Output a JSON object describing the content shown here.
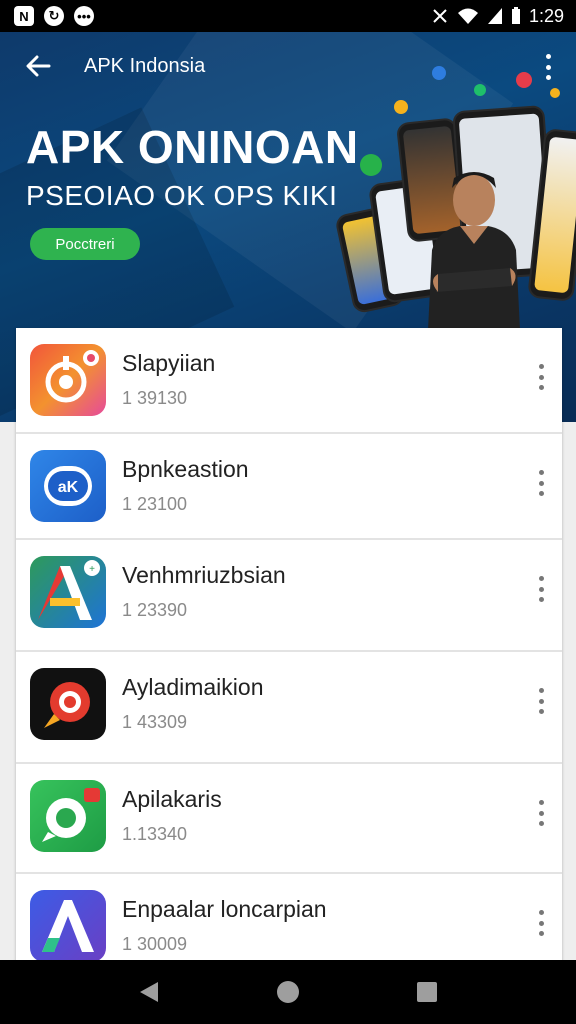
{
  "status_bar": {
    "time": "1:29",
    "left_icons": [
      "notification-n-icon",
      "sync-icon",
      "message-icon"
    ],
    "right_icons": [
      "mute-icon",
      "wifi-icon",
      "signal-icon",
      "battery-icon"
    ]
  },
  "toolbar": {
    "title": "APK Indonsia",
    "back_icon": "arrow-left-icon",
    "overflow_icon": "more-vert-icon"
  },
  "banner": {
    "headline": "APK ONINOAN",
    "subhead": "PSEOIAO OK OPS KIKI",
    "button_label": "Pocctreri"
  },
  "apps": [
    {
      "name": "Slapyiian",
      "size": "1 39130",
      "icon": "orange-target-icon"
    },
    {
      "name": "Bpnkeastion",
      "size": "1 23100",
      "icon": "blue-apk-icon"
    },
    {
      "name": "Venhmriuzbsian",
      "size": "1 23390",
      "icon": "colorful-a-icon"
    },
    {
      "name": "Ayladimaikion",
      "size": "1 43309",
      "icon": "red-ring-icon"
    },
    {
      "name": "Apilakaris",
      "size": "1.13340",
      "icon": "green-chat-icon"
    },
    {
      "name": "Enpaalar loncarpian",
      "size": "1 30009",
      "icon": "blue-a-icon"
    }
  ],
  "nav_bar": {
    "icons": [
      "nav-back-icon",
      "nav-home-icon",
      "nav-recents-icon"
    ]
  },
  "colors": {
    "banner_bg": "#0b4a80",
    "button_green": "#2fb34f",
    "list_bg": "#ffffff"
  }
}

----

**WHAT IS NEEDED**
From the records above, report the count of lines containing "size" and nothing more.

**ANSWER BELOW**
6